§ **Exercise details**:
Quote the records that follow in full and exactly; leave out the pictures.

(Entries from a visual dataset)
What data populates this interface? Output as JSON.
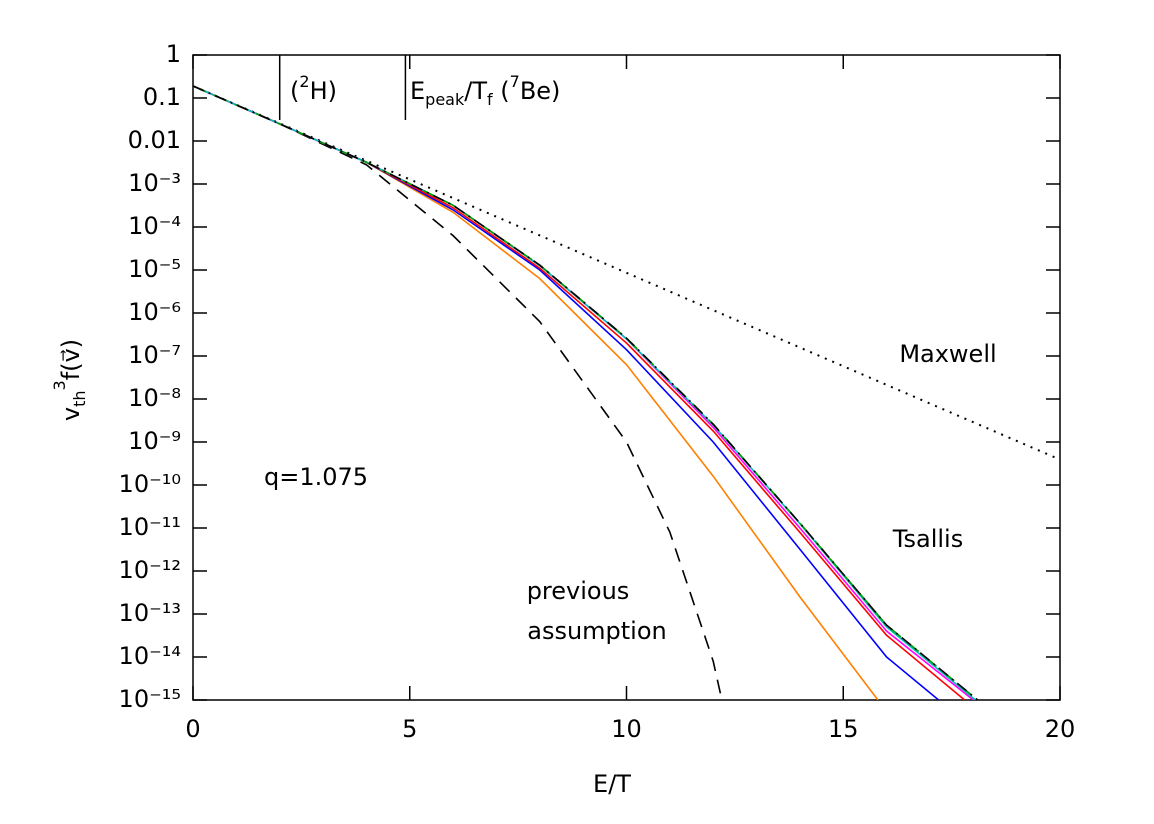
{
  "chart_data": {
    "type": "line",
    "xlabel": "E/T",
    "ylabel": [
      "v",
      "th",
      "3",
      "f(",
      "v⃗",
      ")"
    ],
    "xlim": [
      0,
      20
    ],
    "xticks": [
      0,
      5,
      10,
      15,
      20
    ],
    "ylim": [
      1e-15,
      1
    ],
    "log_y": true,
    "yticks": [
      1,
      0.1,
      0.01,
      {
        "value": 0.001,
        "label": "10⁻³"
      },
      {
        "value": 0.0001,
        "label": "10⁻⁴"
      },
      {
        "value": 1e-05,
        "label": "10⁻⁵"
      },
      {
        "value": 1e-06,
        "label": "10⁻⁶"
      },
      {
        "value": 1e-07,
        "label": "10⁻⁷"
      },
      {
        "value": 1e-08,
        "label": "10⁻⁸"
      },
      {
        "value": 1e-09,
        "label": "10⁻⁹"
      },
      {
        "value": 1e-10,
        "label": "10⁻¹⁰"
      },
      {
        "value": 1e-11,
        "label": "10⁻¹¹"
      },
      {
        "value": 1e-12,
        "label": "10⁻¹²"
      },
      {
        "value": 1e-13,
        "label": "10⁻¹³"
      },
      {
        "value": 1e-14,
        "label": "10⁻¹⁴"
      },
      {
        "value": 1e-15,
        "label": "10⁻¹⁵"
      }
    ],
    "markers": [
      {
        "x": 2,
        "label": [
          "(",
          "2",
          "H)"
        ]
      },
      {
        "x": 4.9,
        "label": [
          "E",
          "peak",
          "/T",
          "f",
          " (",
          "7",
          "Be)"
        ]
      }
    ],
    "annotations": [
      "Maxwell",
      "Tsallis",
      "q=1.075",
      "previous",
      "assumption"
    ],
    "series": [
      {
        "color": "#000000",
        "dash": "dotted",
        "x": [
          0,
          5,
          10,
          15,
          20
        ],
        "values": [
          0.19,
          0.00128,
          8.6e-06,
          5.8e-08,
          3.9e-10
        ]
      },
      {
        "color": "#000000",
        "dash": "dashed",
        "x": [
          0,
          2,
          4,
          6,
          8,
          10,
          11,
          12,
          12.2
        ],
        "values": [
          0.19,
          0.025,
          0.0028,
          6.3e-05,
          6.3e-07,
          1e-09,
          8e-12,
          8e-15,
          1e-15
        ]
      },
      {
        "color": "#ff8000",
        "dash": "solid",
        "x": [
          0,
          2,
          4,
          6,
          8,
          10,
          12,
          14,
          15.8
        ],
        "values": [
          0.19,
          0.025,
          0.0032,
          0.00022,
          6.3e-06,
          6.3e-08,
          1.6e-10,
          2.5e-13,
          1e-15
        ]
      },
      {
        "color": "#0000ff",
        "dash": "solid",
        "x": [
          0,
          2,
          4,
          6,
          8,
          10,
          12,
          14,
          16,
          17.2
        ],
        "values": [
          0.19,
          0.025,
          0.0032,
          0.00025,
          1e-05,
          1.4e-07,
          1e-09,
          3.2e-12,
          1e-14,
          1e-15
        ]
      },
      {
        "color": "#ff0000",
        "dash": "solid",
        "x": [
          0,
          2,
          4,
          6,
          8,
          10,
          12,
          14,
          16,
          17.8
        ],
        "values": [
          0.19,
          0.025,
          0.0032,
          0.00028,
          1.1e-05,
          2e-07,
          1.8e-09,
          7.9e-12,
          3.2e-14,
          1e-15
        ]
      },
      {
        "color": "#ff00ff",
        "dash": "solid",
        "x": [
          0,
          2,
          4,
          6,
          8,
          10,
          12,
          14,
          16,
          18
        ],
        "values": [
          0.19,
          0.025,
          0.0032,
          0.00032,
          1.26e-05,
          2.5e-07,
          2.2e-09,
          1e-11,
          4e-14,
          1e-15
        ]
      },
      {
        "color": "#00c0c0",
        "dash": "solid",
        "x": [
          0,
          2,
          4,
          6,
          8,
          10,
          12,
          14,
          16,
          18.05
        ],
        "values": [
          0.19,
          0.025,
          0.0032,
          0.00032,
          1.26e-05,
          2.5e-07,
          2.5e-09,
          1.26e-11,
          5e-14,
          1e-15
        ]
      },
      {
        "color": "#00a000",
        "dash": "dashed",
        "x": [
          0,
          2,
          4,
          6,
          8,
          10,
          12,
          14,
          16,
          18.1
        ],
        "values": [
          0.19,
          0.025,
          0.0032,
          0.00032,
          1.3e-05,
          2.6e-07,
          2.6e-09,
          1.3e-11,
          5.5e-14,
          1e-15
        ]
      },
      {
        "color": "#000000",
        "dash": "dashdot",
        "x": [
          0,
          2,
          4,
          6,
          8,
          10,
          12,
          14,
          16,
          18.1
        ],
        "values": [
          0.19,
          0.025,
          0.0032,
          0.00032,
          1.3e-05,
          2.6e-07,
          2.6e-09,
          1.3e-11,
          5.5e-14,
          1e-15
        ]
      }
    ]
  }
}
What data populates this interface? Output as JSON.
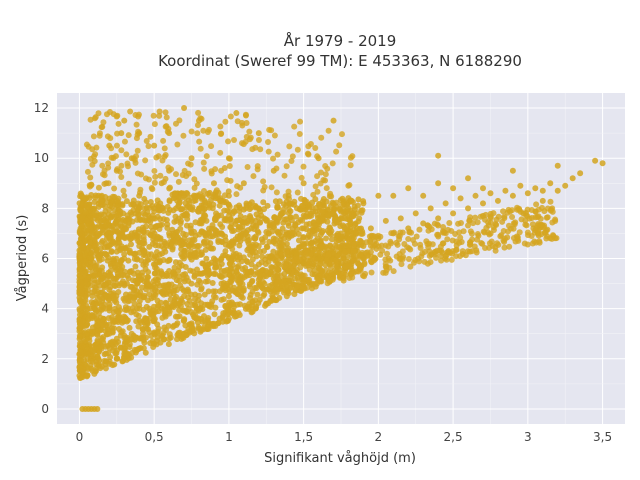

§ **Task solution**:
What data populates this interface? Output as JSON.
{
  "chart_data": {
    "type": "line",
    "xlabel": "E/T",
    "ylabel": [
      "v",
      "th",
      "3",
      "f(",
      "v⃗",
      ")"
    ],
    "xlim": [
      0,
      20
    ],
    "xticks": [
      0,
      5,
      10,
      15,
      20
    ],
    "ylim": [
      1e-15,
      1
    ],
    "log_y": true,
    "yticks": [
      1,
      0.1,
      0.01,
      {
        "value": 0.001,
        "label": "10⁻³"
      },
      {
        "value": 0.0001,
        "label": "10⁻⁴"
      },
      {
        "value": 1e-05,
        "label": "10⁻⁵"
      },
      {
        "value": 1e-06,
        "label": "10⁻⁶"
      },
      {
        "value": 1e-07,
        "label": "10⁻⁷"
      },
      {
        "value": 1e-08,
        "label": "10⁻⁸"
      },
      {
        "value": 1e-09,
        "label": "10⁻⁹"
      },
      {
        "value": 1e-10,
        "label": "10⁻¹⁰"
      },
      {
        "value": 1e-11,
        "label": "10⁻¹¹"
      },
      {
        "value": 1e-12,
        "label": "10⁻¹²"
      },
      {
        "value": 1e-13,
        "label": "10⁻¹³"
      },
      {
        "value": 1e-14,
        "label": "10⁻¹⁴"
      },
      {
        "value": 1e-15,
        "label": "10⁻¹⁵"
      }
    ],
    "markers": [
      {
        "x": 2,
        "label": [
          "(",
          "2",
          "H)"
        ]
      },
      {
        "x": 4.9,
        "label": [
          "E",
          "peak",
          "/T",
          "f",
          " (",
          "7",
          "Be)"
        ]
      }
    ],
    "annotations": [
      "Maxwell",
      "Tsallis",
      "q=1.075",
      "previous",
      "assumption"
    ],
    "series": [
      {
        "color": "#000000",
        "dash": "dotted",
        "x": [
          0,
          5,
          10,
          15,
          20
        ],
        "values": [
          0.19,
          0.00128,
          8.6e-06,
          5.8e-08,
          3.9e-10
        ]
      },
      {
        "color": "#000000",
        "dash": "dashed",
        "x": [
          0,
          2,
          4,
          6,
          8,
          10,
          11,
          12,
          12.2
        ],
        "values": [
          0.19,
          0.025,
          0.0028,
          6.3e-05,
          6.3e-07,
          1e-09,
          8e-12,
          8e-15,
          1e-15
        ]
      },
      {
        "color": "#ff8000",
        "dash": "solid",
        "x": [
          0,
          2,
          4,
          6,
          8,
          10,
          12,
          14,
          15.8
        ],
        "values": [
          0.19,
          0.025,
          0.0032,
          0.00022,
          6.3e-06,
          6.3e-08,
          1.6e-10,
          2.5e-13,
          1e-15
        ]
      },
      {
        "color": "#0000ff",
        "dash": "solid",
        "x": [
          0,
          2,
          4,
          6,
          8,
          10,
          12,
          14,
          16,
          17.2
        ],
        "values": [
          0.19,
          0.025,
          0.0032,
          0.00025,
          1e-05,
          1.4e-07,
          1e-09,
          3.2e-12,
          1e-14,
          1e-15
        ]
      },
      {
        "color": "#ff0000",
        "dash": "solid",
        "x": [
          0,
          2,
          4,
          6,
          8,
          10,
          12,
          14,
          16,
          17.8
        ],
        "values": [
          0.19,
          0.025,
          0.0032,
          0.00028,
          1.1e-05,
          2e-07,
          1.8e-09,
          7.9e-12,
          3.2e-14,
          1e-15
        ]
      },
      {
        "color": "#ff00ff",
        "dash": "solid",
        "x": [
          0,
          2,
          4,
          6,
          8,
          10,
          12,
          14,
          16,
          18
        ],
        "values": [
          0.19,
          0.025,
          0.0032,
          0.00032,
          1.26e-05,
          2.5e-07,
          2.2e-09,
          1e-11,
          4e-14,
          1e-15
        ]
      },
      {
        "color": "#00c0c0",
        "dash": "solid",
        "x": [
          0,
          2,
          4,
          6,
          8,
          10,
          12,
          14,
          16,
          18.05
        ],
        "values": [
          0.19,
          0.025,
          0.0032,
          0.00032,
          1.26e-05,
          2.5e-07,
          2.5e-09,
          1.26e-11,
          5e-14,
          1e-15
        ]
      },
      {
        "color": "#00a000",
        "dash": "dashed",
        "x": [
          0,
          2,
          4,
          6,
          8,
          10,
          12,
          14,
          16,
          18.1
        ],
        "values": [
          0.19,
          0.025,
          0.0032,
          0.00032,
          1.3e-05,
          2.6e-07,
          2.6e-09,
          1.3e-11,
          5.5e-14,
          1e-15
        ]
      },
      {
        "color": "#000000",
        "dash": "dashdot",
        "x": [
          0,
          2,
          4,
          6,
          8,
          10,
          12,
          14,
          16,
          18.1
        ],
        "values": [
          0.19,
          0.025,
          0.0032,
          0.00032,
          1.3e-05,
          2.6e-07,
          2.6e-09,
          1.3e-11,
          5.5e-14,
          1e-15
        ]
      }
    ]
  }
}
What data populates this interface? Output as JSON.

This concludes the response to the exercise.